- Instructions for the task -
Pictures in the listing should not be copied. Reproduce, word for word, each line from the one holding "Read the values" through the final line.

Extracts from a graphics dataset
■ ■ ■ ■ ■ ■ ■

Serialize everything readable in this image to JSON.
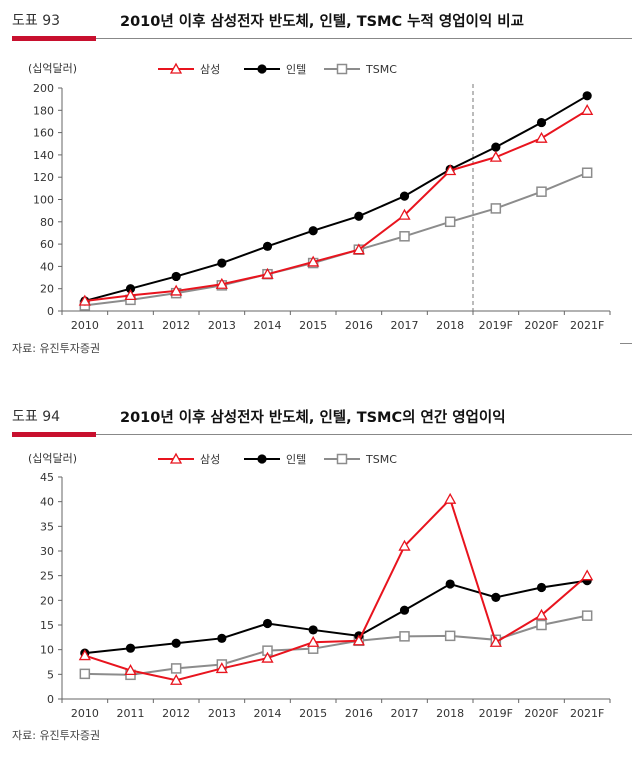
{
  "figures": [
    {
      "label": "도표 93",
      "title": "2010년 이후 삼성전자 반도체, 인텔, TSMC 누적 영업이익 비교",
      "source": "자료: 유진투자증권",
      "chart_data": {
        "type": "line",
        "unit_label": "(십억달러)",
        "categories": [
          "2010",
          "2011",
          "2012",
          "2013",
          "2014",
          "2015",
          "2016",
          "2017",
          "2018",
          "2019F",
          "2020F",
          "2021F"
        ],
        "ylim": [
          0,
          200
        ],
        "yticks": [
          0,
          20,
          40,
          60,
          80,
          100,
          120,
          140,
          160,
          180,
          200
        ],
        "forecast_divider_after": "2018",
        "legend_position": "top",
        "series": [
          {
            "name": "삼성",
            "color": "#e8141e",
            "marker": "triangle-open",
            "values": [
              9,
              14,
              18,
              24,
              33,
              44,
              55,
              86,
              126,
              138,
              155,
              180
            ]
          },
          {
            "name": "인텔",
            "color": "#000000",
            "marker": "circle-filled",
            "values": [
              9,
              20,
              31,
              43,
              58,
              72,
              85,
              103,
              127,
              147,
              169,
              193
            ]
          },
          {
            "name": "TSMC",
            "color": "#8c8c8c",
            "marker": "square-open",
            "values": [
              5,
              10,
              16,
              23,
              33,
              43,
              55,
              67,
              80,
              92,
              107,
              124
            ]
          }
        ]
      }
    },
    {
      "label": "도표 94",
      "title": "2010년 이후 삼성전자 반도체, 인텔, TSMC의 연간 영업이익",
      "source": "자료: 유진투자증권",
      "chart_data": {
        "type": "line",
        "unit_label": "(십억달러)",
        "categories": [
          "2010",
          "2011",
          "2012",
          "2013",
          "2014",
          "2015",
          "2016",
          "2017",
          "2018",
          "2019F",
          "2020F",
          "2021F"
        ],
        "ylim": [
          0,
          45
        ],
        "yticks": [
          0,
          5,
          10,
          15,
          20,
          25,
          30,
          35,
          40,
          45
        ],
        "legend_position": "top",
        "series": [
          {
            "name": "삼성",
            "color": "#e8141e",
            "marker": "triangle-open",
            "values": [
              8.8,
              5.8,
              3.8,
              6.2,
              8.3,
              11.5,
              11.8,
              31,
              40.5,
              11.5,
              17,
              25
            ]
          },
          {
            "name": "인텔",
            "color": "#000000",
            "marker": "circle-filled",
            "values": [
              9.3,
              10.3,
              11.3,
              12.3,
              15.3,
              14,
              12.8,
              18,
              23.3,
              20.6,
              22.6,
              24
            ]
          },
          {
            "name": "TSMC",
            "color": "#8c8c8c",
            "marker": "square-open",
            "values": [
              5.1,
              4.9,
              6.2,
              7,
              9.8,
              10.2,
              11.8,
              12.7,
              12.8,
              12,
              15,
              16.9
            ]
          }
        ]
      }
    }
  ]
}
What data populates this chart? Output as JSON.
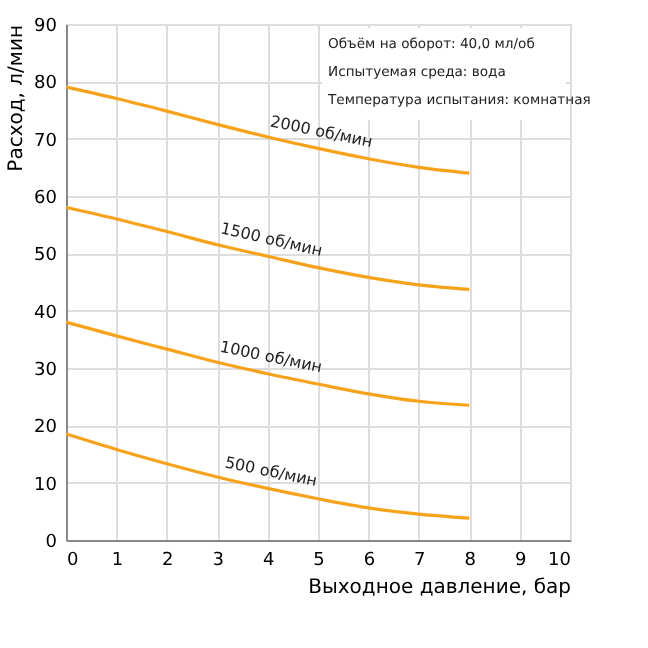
{
  "chart_data": {
    "type": "line",
    "xlabel": "Выходное давление, бар",
    "ylabel": "Расход, л/мин",
    "x": [
      0,
      1,
      2,
      3,
      4,
      5,
      6,
      7,
      8
    ],
    "series": [
      {
        "name": "2000 об/мин",
        "color": "#f7a21b",
        "values": [
          79,
          77,
          74.8,
          72.5,
          70.3,
          68.3,
          66.5,
          65,
          64
        ]
      },
      {
        "name": "1500 об/мин",
        "color": "#f7a21b",
        "values": [
          58,
          56,
          53.8,
          51.5,
          49.5,
          47.5,
          45.8,
          44.5,
          43.7
        ]
      },
      {
        "name": "1000 об/мин",
        "color": "#f7a21b",
        "values": [
          38,
          35.6,
          33.3,
          31,
          29,
          27.2,
          25.5,
          24.2,
          23.5
        ]
      },
      {
        "name": "500 об/мин",
        "color": "#f7a21b",
        "values": [
          18.5,
          15.8,
          13.3,
          11,
          9,
          7.2,
          5.6,
          4.5,
          3.8
        ]
      }
    ],
    "annotations": [
      "Объём на оборот: 40,0 мл/об",
      "Испытуемая среда: вода",
      "Температура испытания: комнатная"
    ],
    "xlim": [
      0,
      10
    ],
    "xticks": [
      0,
      1,
      2,
      3,
      4,
      5,
      6,
      7,
      8,
      9,
      10
    ],
    "ylim": [
      0,
      90
    ],
    "yticks": [
      0,
      10,
      20,
      30,
      40,
      50,
      60,
      70,
      80,
      90
    ],
    "grid": true,
    "legend": false,
    "marker": "none",
    "line_style": "solid"
  }
}
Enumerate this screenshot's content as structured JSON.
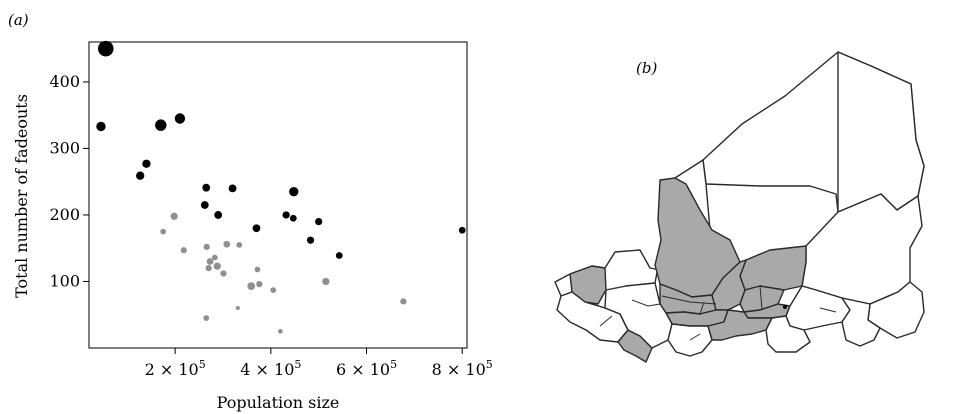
{
  "panel_a_label": "(a)",
  "panel_b_label": "(b)",
  "colors": {
    "point_black": "#000000",
    "point_grey": "#8f8f8f",
    "region_grey": "#a9a9a9",
    "region_white": "#ffffff"
  },
  "chart_data": {
    "type": "scatter",
    "title": "",
    "xlabel": "Population size",
    "ylabel": "Total number of fadeouts",
    "xlim": [
      20000,
      810000
    ],
    "ylim": [
      0,
      460
    ],
    "grid": false,
    "x_ticks": [
      {
        "value": 200000,
        "label_base": "2 × 10",
        "label_exp": "5"
      },
      {
        "value": 400000,
        "label_base": "4 × 10",
        "label_exp": "5"
      },
      {
        "value": 600000,
        "label_base": "6 × 10",
        "label_exp": "5"
      },
      {
        "value": 800000,
        "label_base": "8 × 10",
        "label_exp": "5"
      }
    ],
    "y_ticks": [
      100,
      200,
      300,
      400
    ],
    "series": [
      {
        "color": "#000000",
        "points": [
          {
            "x": 55000,
            "y": 450,
            "size": 3.0
          },
          {
            "x": 45000,
            "y": 333,
            "size": 1.8
          },
          {
            "x": 170000,
            "y": 335,
            "size": 2.2
          },
          {
            "x": 210000,
            "y": 345,
            "size": 2.0
          },
          {
            "x": 140000,
            "y": 277,
            "size": 1.6
          },
          {
            "x": 127000,
            "y": 259,
            "size": 1.6
          },
          {
            "x": 265000,
            "y": 241,
            "size": 1.5
          },
          {
            "x": 320000,
            "y": 240,
            "size": 1.5
          },
          {
            "x": 448000,
            "y": 235,
            "size": 1.8
          },
          {
            "x": 262000,
            "y": 215,
            "size": 1.5
          },
          {
            "x": 290000,
            "y": 200,
            "size": 1.5
          },
          {
            "x": 432000,
            "y": 200,
            "size": 1.4
          },
          {
            "x": 447000,
            "y": 195,
            "size": 1.3
          },
          {
            "x": 500000,
            "y": 190,
            "size": 1.4
          },
          {
            "x": 370000,
            "y": 180,
            "size": 1.5
          },
          {
            "x": 483000,
            "y": 162,
            "size": 1.4
          },
          {
            "x": 543000,
            "y": 139,
            "size": 1.3
          },
          {
            "x": 800000,
            "y": 177,
            "size": 1.3
          }
        ]
      },
      {
        "color": "#8f8f8f",
        "points": [
          {
            "x": 198000,
            "y": 198,
            "size": 1.4
          },
          {
            "x": 175000,
            "y": 175,
            "size": 1.1
          },
          {
            "x": 218000,
            "y": 147,
            "size": 1.2
          },
          {
            "x": 266000,
            "y": 152,
            "size": 1.2
          },
          {
            "x": 308000,
            "y": 156,
            "size": 1.3
          },
          {
            "x": 334000,
            "y": 155,
            "size": 1.1
          },
          {
            "x": 273000,
            "y": 130,
            "size": 1.3
          },
          {
            "x": 283000,
            "y": 136,
            "size": 1.1
          },
          {
            "x": 288000,
            "y": 123,
            "size": 1.4
          },
          {
            "x": 270000,
            "y": 120,
            "size": 1.2
          },
          {
            "x": 301000,
            "y": 112,
            "size": 1.2
          },
          {
            "x": 372000,
            "y": 118,
            "size": 1.1
          },
          {
            "x": 359000,
            "y": 93,
            "size": 1.5
          },
          {
            "x": 376000,
            "y": 96,
            "size": 1.2
          },
          {
            "x": 405000,
            "y": 87,
            "size": 1.1
          },
          {
            "x": 515000,
            "y": 100,
            "size": 1.4
          },
          {
            "x": 677000,
            "y": 70,
            "size": 1.2
          },
          {
            "x": 265000,
            "y": 45,
            "size": 1.1
          },
          {
            "x": 331000,
            "y": 60,
            "size": 0.8
          },
          {
            "x": 420000,
            "y": 25,
            "size": 0.9
          }
        ]
      }
    ]
  },
  "map": {
    "regions": [
      {
        "id": "algeria-north",
        "fill": "white"
      },
      {
        "id": "libya",
        "fill": "white"
      },
      {
        "id": "mali-north",
        "fill": "grey"
      },
      {
        "id": "niger-east",
        "fill": "white"
      },
      {
        "id": "niger-agadez",
        "fill": "grey"
      },
      {
        "id": "chad",
        "fill": "white"
      },
      {
        "id": "mauritania",
        "fill": "white"
      },
      {
        "id": "senegal-west",
        "fill": "grey"
      },
      {
        "id": "mali-south-1",
        "fill": "grey"
      },
      {
        "id": "mali-south-2",
        "fill": "grey"
      },
      {
        "id": "burkina",
        "fill": "grey"
      },
      {
        "id": "niger-south-1",
        "fill": "grey"
      },
      {
        "id": "niger-south-2",
        "fill": "grey"
      },
      {
        "id": "guinea",
        "fill": "white"
      },
      {
        "id": "ivory-coast",
        "fill": "white"
      },
      {
        "id": "ghana",
        "fill": "white"
      },
      {
        "id": "togo-benin",
        "fill": "grey"
      },
      {
        "id": "nigeria-north",
        "fill": "white"
      },
      {
        "id": "nigeria-south",
        "fill": "white"
      },
      {
        "id": "cameroon",
        "fill": "white"
      },
      {
        "id": "coast-west",
        "fill": "grey"
      }
    ]
  }
}
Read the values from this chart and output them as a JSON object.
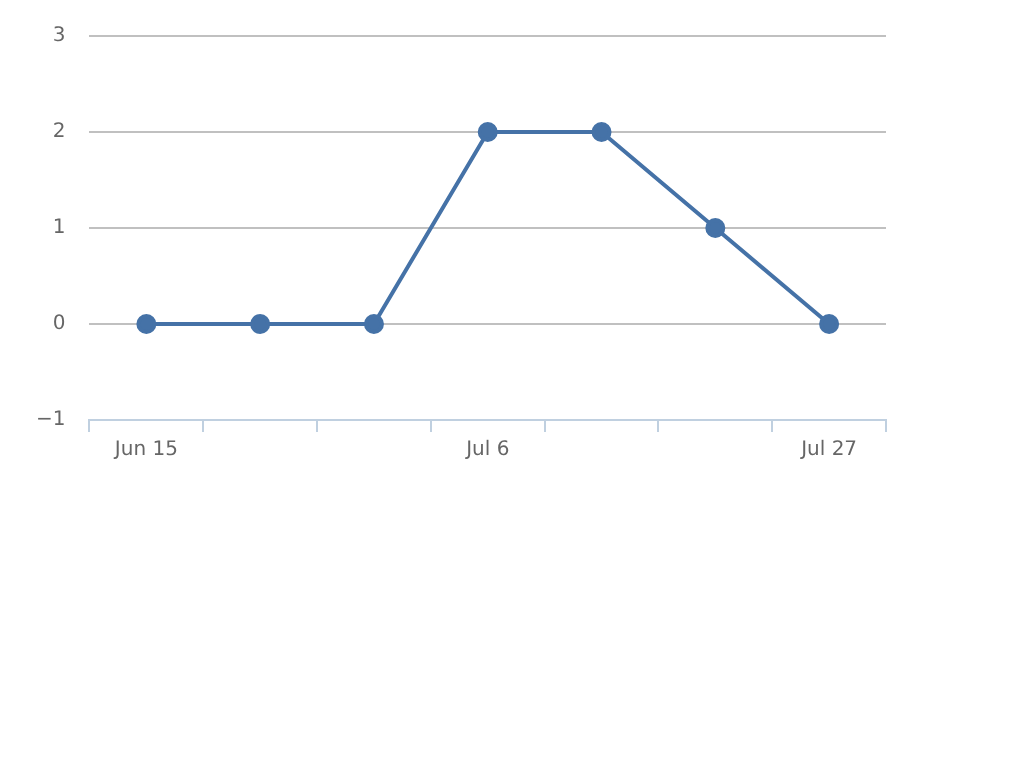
{
  "chart_data": {
    "type": "line",
    "categories": [
      "Jun 15",
      null,
      null,
      "Jul 6",
      null,
      null,
      "Jul 27"
    ],
    "values": [
      0,
      0,
      0,
      2,
      2,
      1,
      0
    ],
    "color": "#4572a7",
    "ylim": [
      -1,
      3
    ],
    "yticks": [
      -1,
      0,
      1,
      2,
      3
    ],
    "grid": "y",
    "marker": "circle",
    "line_style": "solid"
  }
}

■ ■ ■ ■ ■ ■ ■

- Task response -
Read the values from this chart and output them as a JSON object.
{
  "chart_data": {
    "type": "line",
    "categories": [
      "Jun 15",
      null,
      null,
      "Jul 6",
      null,
      null,
      "Jul 27"
    ],
    "values": [
      0,
      0,
      0,
      2,
      2,
      1,
      0
    ],
    "color": "#4572a7",
    "ylim": [
      -1,
      3
    ],
    "yticks": [
      -1,
      0,
      1,
      2,
      3
    ],
    "grid": "y",
    "marker": "circle",
    "line_style": "solid"
  }
}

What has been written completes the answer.